§ **Tasks**
1. In the passage on shape-shifting cobras below, write out word for word the part starting with "When a naag" and going on through "naags and naagins.".
2. Carry on the passage about shape-shifting cobras below, picking up right after its last sentence.

§ **Text passage**
■ ■ ■ ■
Ichchadhari naag (female: ichchadhari naagin) are mythical shape-shifting cobras in Indian folklore. They are great devotees of Lord Shiva.

Legend
A common male cobra will become an ichchadhari naag (male shape-shifting cobra) and a common female cobra will become an ichchadhari naagin (female shape-shifting cobra) after 100 years of tapasya (penance). After being blessed by Lord Shiva, they attain a human form of their own, have the ability to shape-shifting into any living creatures and could live for more than a hundred years without getting old.

Ichchadhari naags and naagins possess the gem called Naagmani, considered much more valuable than any precious stone, it has the power to revive. Legends tell of many people dying through snake bites when they try to steal the Naagmani.

When a naag or a naagin is killed, the image of theirs killer will be imprinted in their eyes. The partner or family of that naag/naagin will identify the killers by this image and take revenge.

Naags and naagins will lose control and are forced to show their true form when they hear the sound of been, a wind instrument used by sapera (snake charmer). They are afraid of bel patra (bael leaf) because it can hurt them, human use bel patra to protect themselves from naags and naagins.
■ ■ ■ ■
§ **Information given**

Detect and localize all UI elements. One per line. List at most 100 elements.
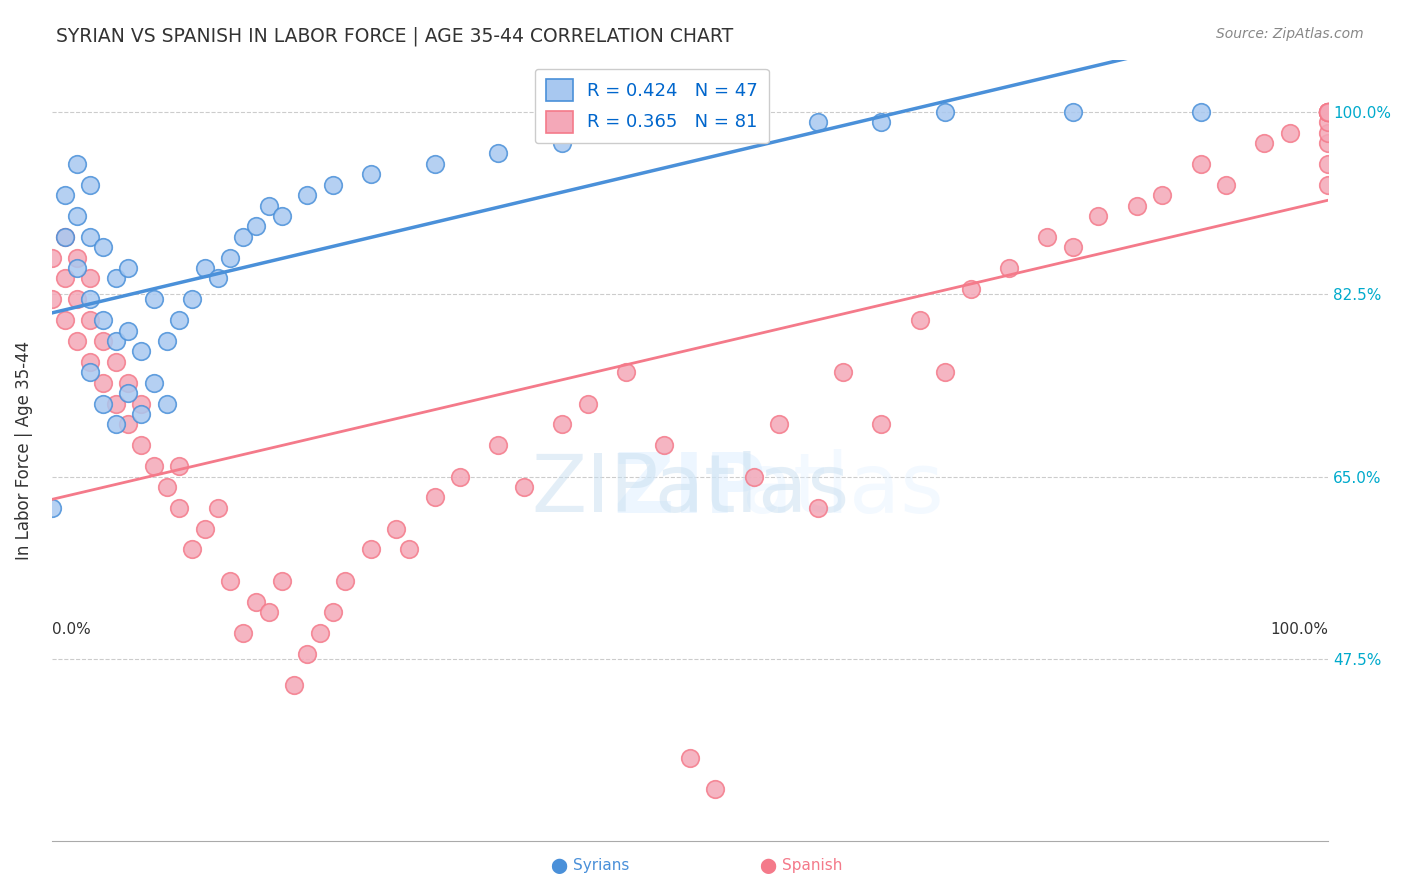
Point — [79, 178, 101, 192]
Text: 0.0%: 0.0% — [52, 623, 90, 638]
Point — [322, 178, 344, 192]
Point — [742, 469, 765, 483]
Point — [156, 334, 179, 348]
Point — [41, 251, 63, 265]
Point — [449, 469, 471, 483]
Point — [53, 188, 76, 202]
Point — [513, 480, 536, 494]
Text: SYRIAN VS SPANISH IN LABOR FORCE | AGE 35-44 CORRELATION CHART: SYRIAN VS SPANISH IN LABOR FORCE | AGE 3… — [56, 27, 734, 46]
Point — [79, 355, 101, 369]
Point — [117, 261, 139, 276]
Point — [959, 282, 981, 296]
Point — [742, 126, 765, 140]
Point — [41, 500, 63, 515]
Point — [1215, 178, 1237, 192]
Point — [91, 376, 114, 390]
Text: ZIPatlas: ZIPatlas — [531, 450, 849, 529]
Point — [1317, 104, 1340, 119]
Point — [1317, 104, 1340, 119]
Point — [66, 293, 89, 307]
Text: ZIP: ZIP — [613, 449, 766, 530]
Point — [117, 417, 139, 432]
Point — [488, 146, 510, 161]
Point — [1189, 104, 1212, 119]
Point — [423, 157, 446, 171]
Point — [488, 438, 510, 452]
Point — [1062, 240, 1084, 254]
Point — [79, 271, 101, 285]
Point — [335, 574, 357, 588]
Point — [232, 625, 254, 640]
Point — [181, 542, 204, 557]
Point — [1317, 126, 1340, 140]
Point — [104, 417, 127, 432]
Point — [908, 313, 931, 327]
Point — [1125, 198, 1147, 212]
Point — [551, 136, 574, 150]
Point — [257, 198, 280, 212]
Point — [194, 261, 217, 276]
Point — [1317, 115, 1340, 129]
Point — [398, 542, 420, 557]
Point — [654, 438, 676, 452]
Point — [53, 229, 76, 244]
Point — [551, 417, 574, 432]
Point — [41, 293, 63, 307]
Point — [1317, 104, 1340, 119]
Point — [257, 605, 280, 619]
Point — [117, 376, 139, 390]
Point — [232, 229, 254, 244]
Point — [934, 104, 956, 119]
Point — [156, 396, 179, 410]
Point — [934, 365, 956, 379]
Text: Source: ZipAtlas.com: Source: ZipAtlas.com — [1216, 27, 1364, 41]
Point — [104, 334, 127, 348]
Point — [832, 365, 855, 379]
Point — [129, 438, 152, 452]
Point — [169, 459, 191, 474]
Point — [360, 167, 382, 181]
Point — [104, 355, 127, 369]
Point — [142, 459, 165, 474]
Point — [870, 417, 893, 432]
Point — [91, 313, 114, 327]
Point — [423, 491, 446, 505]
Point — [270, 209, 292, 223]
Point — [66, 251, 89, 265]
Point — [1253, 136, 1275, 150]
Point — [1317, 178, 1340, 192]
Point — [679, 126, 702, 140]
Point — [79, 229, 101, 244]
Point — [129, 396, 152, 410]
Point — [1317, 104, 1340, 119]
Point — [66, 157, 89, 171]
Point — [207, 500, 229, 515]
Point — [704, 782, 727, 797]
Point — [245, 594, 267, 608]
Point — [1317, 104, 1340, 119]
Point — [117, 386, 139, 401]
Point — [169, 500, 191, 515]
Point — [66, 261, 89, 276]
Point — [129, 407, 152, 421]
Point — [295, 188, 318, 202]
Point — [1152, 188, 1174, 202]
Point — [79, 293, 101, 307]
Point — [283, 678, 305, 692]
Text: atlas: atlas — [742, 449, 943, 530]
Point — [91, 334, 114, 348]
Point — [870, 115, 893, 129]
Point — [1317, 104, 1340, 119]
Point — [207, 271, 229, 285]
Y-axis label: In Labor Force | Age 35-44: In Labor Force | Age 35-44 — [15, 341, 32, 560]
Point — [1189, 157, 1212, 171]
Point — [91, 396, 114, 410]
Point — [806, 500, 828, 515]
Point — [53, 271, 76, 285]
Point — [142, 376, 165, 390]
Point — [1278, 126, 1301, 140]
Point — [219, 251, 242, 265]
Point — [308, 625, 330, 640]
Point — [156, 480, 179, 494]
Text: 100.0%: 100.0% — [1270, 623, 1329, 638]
■ ■ ■ ■
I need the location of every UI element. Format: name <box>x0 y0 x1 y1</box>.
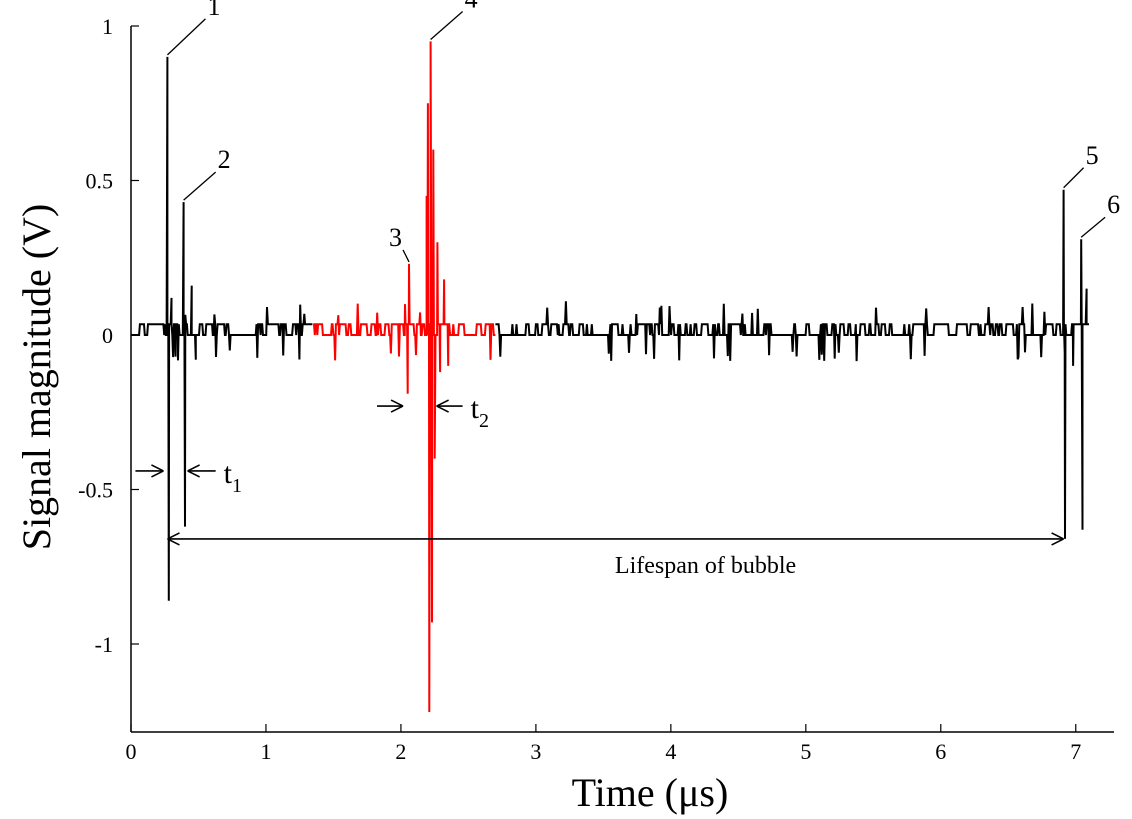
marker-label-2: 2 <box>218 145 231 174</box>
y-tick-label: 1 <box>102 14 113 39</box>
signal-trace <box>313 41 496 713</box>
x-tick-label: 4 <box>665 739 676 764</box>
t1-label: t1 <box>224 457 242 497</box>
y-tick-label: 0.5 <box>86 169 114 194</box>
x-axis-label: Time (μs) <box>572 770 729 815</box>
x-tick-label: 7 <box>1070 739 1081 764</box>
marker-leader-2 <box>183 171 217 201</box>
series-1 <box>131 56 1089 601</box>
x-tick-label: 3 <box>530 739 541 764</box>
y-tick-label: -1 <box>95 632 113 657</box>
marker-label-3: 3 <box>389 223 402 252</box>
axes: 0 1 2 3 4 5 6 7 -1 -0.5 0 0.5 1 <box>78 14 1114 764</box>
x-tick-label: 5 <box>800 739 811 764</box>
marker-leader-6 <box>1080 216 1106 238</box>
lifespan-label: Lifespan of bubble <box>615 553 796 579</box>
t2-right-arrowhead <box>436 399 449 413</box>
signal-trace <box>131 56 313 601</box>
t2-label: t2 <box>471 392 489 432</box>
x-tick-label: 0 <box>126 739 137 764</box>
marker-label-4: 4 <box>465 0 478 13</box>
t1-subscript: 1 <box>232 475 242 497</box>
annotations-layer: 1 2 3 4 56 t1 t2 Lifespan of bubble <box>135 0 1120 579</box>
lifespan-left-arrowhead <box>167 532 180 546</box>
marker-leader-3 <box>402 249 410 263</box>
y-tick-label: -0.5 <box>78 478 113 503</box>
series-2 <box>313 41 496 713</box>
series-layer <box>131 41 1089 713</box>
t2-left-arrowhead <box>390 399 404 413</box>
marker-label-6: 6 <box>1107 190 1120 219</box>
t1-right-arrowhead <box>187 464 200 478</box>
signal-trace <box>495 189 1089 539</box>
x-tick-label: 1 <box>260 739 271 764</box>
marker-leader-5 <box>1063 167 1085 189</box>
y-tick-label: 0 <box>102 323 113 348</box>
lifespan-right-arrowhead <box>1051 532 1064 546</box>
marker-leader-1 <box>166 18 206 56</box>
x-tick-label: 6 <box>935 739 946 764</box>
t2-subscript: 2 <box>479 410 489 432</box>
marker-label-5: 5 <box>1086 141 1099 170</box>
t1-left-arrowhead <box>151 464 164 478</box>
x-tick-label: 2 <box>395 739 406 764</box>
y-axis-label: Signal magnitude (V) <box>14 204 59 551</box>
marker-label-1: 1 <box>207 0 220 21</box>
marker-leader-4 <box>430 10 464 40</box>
■ ■ ■ ■
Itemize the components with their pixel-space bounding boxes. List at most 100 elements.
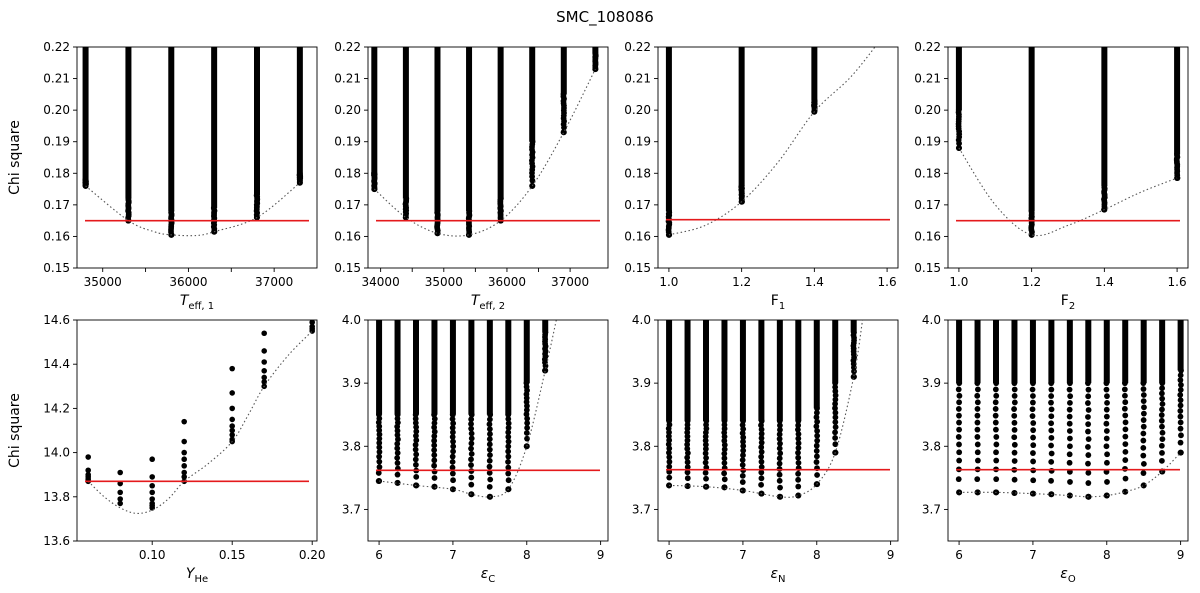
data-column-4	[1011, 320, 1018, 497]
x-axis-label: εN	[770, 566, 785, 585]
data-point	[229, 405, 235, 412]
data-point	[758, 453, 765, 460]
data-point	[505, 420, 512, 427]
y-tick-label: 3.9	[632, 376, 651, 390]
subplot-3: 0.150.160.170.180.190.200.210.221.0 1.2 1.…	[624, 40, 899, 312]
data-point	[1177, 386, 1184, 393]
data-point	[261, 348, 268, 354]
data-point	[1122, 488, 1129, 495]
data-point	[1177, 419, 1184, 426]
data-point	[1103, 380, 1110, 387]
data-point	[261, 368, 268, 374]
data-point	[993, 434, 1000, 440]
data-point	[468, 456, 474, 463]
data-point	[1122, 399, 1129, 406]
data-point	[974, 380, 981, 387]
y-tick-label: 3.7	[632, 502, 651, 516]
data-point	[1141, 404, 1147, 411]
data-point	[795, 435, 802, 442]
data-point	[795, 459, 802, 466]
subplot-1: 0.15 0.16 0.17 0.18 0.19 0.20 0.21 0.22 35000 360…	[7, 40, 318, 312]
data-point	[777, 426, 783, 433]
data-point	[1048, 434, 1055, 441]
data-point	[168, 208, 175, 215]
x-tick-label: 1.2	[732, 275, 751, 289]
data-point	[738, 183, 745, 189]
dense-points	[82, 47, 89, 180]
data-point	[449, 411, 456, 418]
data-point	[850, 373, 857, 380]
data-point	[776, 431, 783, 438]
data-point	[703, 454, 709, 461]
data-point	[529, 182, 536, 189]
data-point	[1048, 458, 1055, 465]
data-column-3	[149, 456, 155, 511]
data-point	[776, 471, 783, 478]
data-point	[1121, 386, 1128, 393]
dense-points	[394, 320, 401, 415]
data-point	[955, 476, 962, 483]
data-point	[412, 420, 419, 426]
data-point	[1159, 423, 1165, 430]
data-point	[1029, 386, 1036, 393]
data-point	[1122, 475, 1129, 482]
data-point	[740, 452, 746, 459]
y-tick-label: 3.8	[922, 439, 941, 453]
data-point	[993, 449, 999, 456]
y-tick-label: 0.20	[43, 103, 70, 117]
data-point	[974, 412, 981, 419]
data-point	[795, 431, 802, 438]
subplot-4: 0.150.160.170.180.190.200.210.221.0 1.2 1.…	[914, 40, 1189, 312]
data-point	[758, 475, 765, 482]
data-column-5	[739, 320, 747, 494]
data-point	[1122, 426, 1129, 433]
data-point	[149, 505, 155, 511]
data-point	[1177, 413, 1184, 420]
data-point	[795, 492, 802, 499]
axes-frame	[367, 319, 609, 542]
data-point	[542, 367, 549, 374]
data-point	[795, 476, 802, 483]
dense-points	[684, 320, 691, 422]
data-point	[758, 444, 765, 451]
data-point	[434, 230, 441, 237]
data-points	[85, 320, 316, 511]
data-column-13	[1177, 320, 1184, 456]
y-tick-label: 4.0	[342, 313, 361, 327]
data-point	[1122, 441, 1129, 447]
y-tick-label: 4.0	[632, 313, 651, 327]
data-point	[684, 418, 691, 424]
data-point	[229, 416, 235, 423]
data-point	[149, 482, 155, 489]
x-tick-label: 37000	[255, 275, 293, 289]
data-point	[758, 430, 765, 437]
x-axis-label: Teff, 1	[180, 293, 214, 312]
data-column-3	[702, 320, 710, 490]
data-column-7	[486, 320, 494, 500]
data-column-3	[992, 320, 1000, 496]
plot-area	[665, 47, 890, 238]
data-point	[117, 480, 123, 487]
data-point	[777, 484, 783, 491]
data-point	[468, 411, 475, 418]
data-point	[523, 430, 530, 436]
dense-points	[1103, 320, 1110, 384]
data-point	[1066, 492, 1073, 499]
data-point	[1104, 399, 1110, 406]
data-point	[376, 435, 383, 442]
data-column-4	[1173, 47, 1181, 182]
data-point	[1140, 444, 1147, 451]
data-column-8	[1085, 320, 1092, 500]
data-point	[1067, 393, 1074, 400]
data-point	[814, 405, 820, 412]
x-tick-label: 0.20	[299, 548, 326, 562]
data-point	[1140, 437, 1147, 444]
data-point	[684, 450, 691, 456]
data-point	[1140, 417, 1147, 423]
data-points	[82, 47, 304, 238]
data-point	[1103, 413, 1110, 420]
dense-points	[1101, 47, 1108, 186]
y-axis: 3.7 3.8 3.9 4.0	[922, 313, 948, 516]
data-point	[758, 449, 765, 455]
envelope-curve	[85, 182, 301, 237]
■ ■ ■ ■
§ **Final results**
1.
When a naag or a naagin is killed, the image of theirs killer will be imprinted in their eyes. The partner or family of that naag/naagin will identify the killers by this image and take revenge.

Naags and naagins will lose control and are forced to show their true form when they hear the sound of been, a wind instrument used by sapera (snake charmer). They are afraid of bel patra (bael leaf) because it can hurt them, human use bel patra to protect themselves from naags and naagins.

2.
The realm of naags and naagins is called Naaglok. Naaglok have different clans, the ruler of each clan is a Naagraj (king) or a Naagrani (queen).

Naags and naagins' enemies are mongoose, eagle and peafowl.

Children's comics
The legends of ichchadhari naag and naagin have been used as a plot basis for many comics and stories. The comic book superhero character Nagraj ("Cobra-King") is also based on these legends. There is another famous Hindi comic character, Tausi, who was a male shape-shifting snake. Apart from these, the concept has been used for many children's short stories.

Films and TV shows

Many Bollywood films incorporate these legends, or the character of Nagraj, such as Nagin, Sridevi in the 1986 film Nagina, Reena Roy in Nagin (1976), and also Nache Nagin Gali Gali (1989).

In 2007, a television series called Naaginn began on Zee TV, in which Sayantani Ghosh played the role of a naagin.

In 2010, a horror adventure film called Hisss appeared, starring Mallika Sherawat as a naagin.

In 2015, a television series called Naagin began on Colors TV. Starring Mouni Roy and Adaa Khan as naagin. It became one of the highest-rated shows on Indian television.

In 2016, a soap opera Nagarjuna - Ek Yoddha started starring Nikitan Dheer, Mrunal Jain and Pearl v puri as ichchadhari naag.

In 2016, the soap opera Ichhapyaari Naagin started, starring Priyal Gor as a naagin.

Another television series which has a shape-shifting serpent role is Nandini, which started airing on 23 January 2017. It is simultaneously aired in four different Indian languages: Tamil (original version), Kannada (re-shot), Telugu (dubbed) and Malayalam (dubbed).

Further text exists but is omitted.